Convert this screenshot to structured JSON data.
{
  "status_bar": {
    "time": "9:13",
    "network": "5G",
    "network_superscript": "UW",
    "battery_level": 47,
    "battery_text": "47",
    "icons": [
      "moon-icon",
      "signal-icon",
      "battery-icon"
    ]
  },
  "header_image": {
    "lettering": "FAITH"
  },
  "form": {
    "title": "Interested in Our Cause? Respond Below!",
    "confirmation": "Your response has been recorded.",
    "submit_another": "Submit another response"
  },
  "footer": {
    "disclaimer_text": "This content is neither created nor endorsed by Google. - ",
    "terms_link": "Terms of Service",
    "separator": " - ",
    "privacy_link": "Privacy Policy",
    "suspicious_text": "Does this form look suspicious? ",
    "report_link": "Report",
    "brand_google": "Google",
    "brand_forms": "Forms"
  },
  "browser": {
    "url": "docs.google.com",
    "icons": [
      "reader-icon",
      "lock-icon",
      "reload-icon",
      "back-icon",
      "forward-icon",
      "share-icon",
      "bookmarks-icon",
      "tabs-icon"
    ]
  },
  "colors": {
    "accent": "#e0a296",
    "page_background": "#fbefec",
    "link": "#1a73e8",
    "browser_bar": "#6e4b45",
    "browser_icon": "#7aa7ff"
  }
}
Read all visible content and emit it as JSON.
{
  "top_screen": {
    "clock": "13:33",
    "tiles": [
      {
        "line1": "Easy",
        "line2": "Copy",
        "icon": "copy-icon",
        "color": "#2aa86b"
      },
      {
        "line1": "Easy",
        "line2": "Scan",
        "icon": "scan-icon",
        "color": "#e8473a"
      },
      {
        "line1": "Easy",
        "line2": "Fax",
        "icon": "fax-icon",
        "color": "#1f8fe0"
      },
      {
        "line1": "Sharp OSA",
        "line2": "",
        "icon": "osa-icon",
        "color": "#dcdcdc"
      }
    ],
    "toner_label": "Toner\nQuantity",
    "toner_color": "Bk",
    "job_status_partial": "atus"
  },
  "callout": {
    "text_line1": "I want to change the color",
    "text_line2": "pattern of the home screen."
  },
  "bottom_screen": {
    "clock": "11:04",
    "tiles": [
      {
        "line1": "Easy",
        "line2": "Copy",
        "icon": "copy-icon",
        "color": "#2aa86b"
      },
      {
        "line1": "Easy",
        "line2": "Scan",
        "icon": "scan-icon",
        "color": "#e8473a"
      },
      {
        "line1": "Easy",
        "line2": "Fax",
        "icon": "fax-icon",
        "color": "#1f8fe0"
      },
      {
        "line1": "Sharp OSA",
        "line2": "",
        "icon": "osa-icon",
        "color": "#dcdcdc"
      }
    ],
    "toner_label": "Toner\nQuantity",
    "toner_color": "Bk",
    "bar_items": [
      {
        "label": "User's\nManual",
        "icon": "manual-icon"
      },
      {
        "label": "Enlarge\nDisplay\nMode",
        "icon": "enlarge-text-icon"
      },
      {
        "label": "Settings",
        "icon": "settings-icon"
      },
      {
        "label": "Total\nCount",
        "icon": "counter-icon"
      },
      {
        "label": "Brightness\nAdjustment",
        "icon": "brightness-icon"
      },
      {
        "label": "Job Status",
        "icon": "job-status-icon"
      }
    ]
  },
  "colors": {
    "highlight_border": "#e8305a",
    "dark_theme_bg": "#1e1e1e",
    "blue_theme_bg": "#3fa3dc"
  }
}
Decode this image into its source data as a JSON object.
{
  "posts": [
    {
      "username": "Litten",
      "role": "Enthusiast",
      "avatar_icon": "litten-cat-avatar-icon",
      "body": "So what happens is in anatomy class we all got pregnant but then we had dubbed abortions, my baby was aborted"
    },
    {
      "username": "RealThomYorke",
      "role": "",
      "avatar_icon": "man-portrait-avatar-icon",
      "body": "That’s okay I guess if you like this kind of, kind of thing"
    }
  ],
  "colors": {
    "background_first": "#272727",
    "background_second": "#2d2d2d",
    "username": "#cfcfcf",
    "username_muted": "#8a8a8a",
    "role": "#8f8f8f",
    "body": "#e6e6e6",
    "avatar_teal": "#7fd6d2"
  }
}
+++++
» **EXERCISE AIM**: From the records above, extract every line exactly as it stands.

» **WRITTEN ANSWER**:
Convert this screenshot to structured JSON data.
{
  "status_bar": {
    "time": "9:13",
    "network": "5G",
    "network_superscript": "UW",
    "battery_level": 47,
    "battery_text": "47",
    "icons": [
      "moon-icon",
      "signal-icon",
      "battery-icon"
    ]
  },
  "header_image": {
    "lettering": "FAITH"
  },
  "form": {
    "title": "Interested in Our Cause? Respond Below!",
    "confirmation": "Your response has been recorded.",
    "submit_another": "Submit another response"
  },
  "footer": {
    "disclaimer_text": "This content is neither created nor endorsed by Google. - ",
    "terms_link": "Terms of Service",
    "separator": " - ",
    "privacy_link": "Privacy Policy",
    "suspicious_text": "Does this form look suspicious? ",
    "report_link": "Report",
    "brand_google": "Google",
    "brand_forms": "Forms"
  },
  "browser": {
    "url": "docs.google.com",
    "icons": [
      "reader-icon",
      "lock-icon",
      "reload-icon",
      "back-icon",
      "forward-icon",
      "share-icon",
      "bookmarks-icon",
      "tabs-icon"
    ]
  },
  "colors": {
    "accent": "#e0a296",
    "page_background": "#fbefec",
    "link": "#1a73e8",
    "browser_bar": "#6e4b45",
    "browser_icon": "#7aa7ff"
  }
}
Read all visible content and emit it as JSON.
{
  "top_screen": {
    "clock": "13:33",
    "tiles": [
      {
        "line1": "Easy",
        "line2": "Copy",
        "icon": "copy-icon",
        "color": "#2aa86b"
      },
      {
        "line1": "Easy",
        "line2": "Scan",
        "icon": "scan-icon",
        "color": "#e8473a"
      },
      {
        "line1": "Easy",
        "line2": "Fax",
        "icon": "fax-icon",
        "color": "#1f8fe0"
      },
      {
        "line1": "Sharp OSA",
        "line2": "",
        "icon": "osa-icon",
        "color": "#dcdcdc"
      }
    ],
    "toner_label": "Toner\nQuantity",
    "toner_color": "Bk",
    "job_status_partial": "atus"
  },
  "callout": {
    "text_line1": "I want to change the color",
    "text_line2": "pattern of the home screen."
  },
  "bottom_screen": {
    "clock": "11:04",
    "tiles": [
      {
        "line1": "Easy",
        "line2": "Copy",
        "icon": "copy-icon",
        "color": "#2aa86b"
      },
      {
        "line1": "Easy",
        "line2": "Scan",
        "icon": "scan-icon",
        "color": "#e8473a"
      },
      {
        "line1": "Easy",
        "line2": "Fax",
        "icon": "fax-icon",
        "color": "#1f8fe0"
      },
      {
        "line1": "Sharp OSA",
        "line2": "",
        "icon": "osa-icon",
        "color": "#dcdcdc"
      }
    ],
    "toner_label": "Toner\nQuantity",
    "toner_color": "Bk",
    "bar_items": [
      {
        "label": "User's\nManual",
        "icon": "manual-icon"
      },
      {
        "label": "Enlarge\nDisplay\nMode",
        "icon": "enlarge-text-icon"
      },
      {
        "label": "Settings",
        "icon": "settings-icon"
      },
      {
        "label": "Total\nCount",
        "icon": "counter-icon"
      },
      {
        "label": "Brightness\nAdjustment",
        "icon": "brightness-icon"
      },
      {
        "label": "Job Status",
        "icon": "job-status-icon"
      }
    ]
  },
  "colors": {
    "highlight_border": "#e8305a",
    "dark_theme_bg": "#1e1e1e",
    "blue_theme_bg": "#3fa3dc"
  }
}
Decode this image into its source data as a JSON object.
{
  "posts": [
    {
      "username": "Litten",
      "role": "Enthusiast",
      "avatar_icon": "litten-cat-avatar-icon",
      "body": "So what happens is in anatomy class we all got pregnant but then we had dubbed abortions, my baby was aborted"
    },
    {
      "username": "RealThomYorke",
      "role": "",
      "avatar_icon": "man-portrait-avatar-icon",
      "body": "That’s okay I guess if you like this kind of, kind of thing"
    }
  ],
  "colors": {
    "background_first": "#272727",
    "background_second": "#2d2d2d",
    "username": "#cfcfcf",
    "username_muted": "#8a8a8a",
    "role": "#8f8f8f",
    "body": "#e6e6e6",
    "avatar_teal": "#7fd6d2"
  }
}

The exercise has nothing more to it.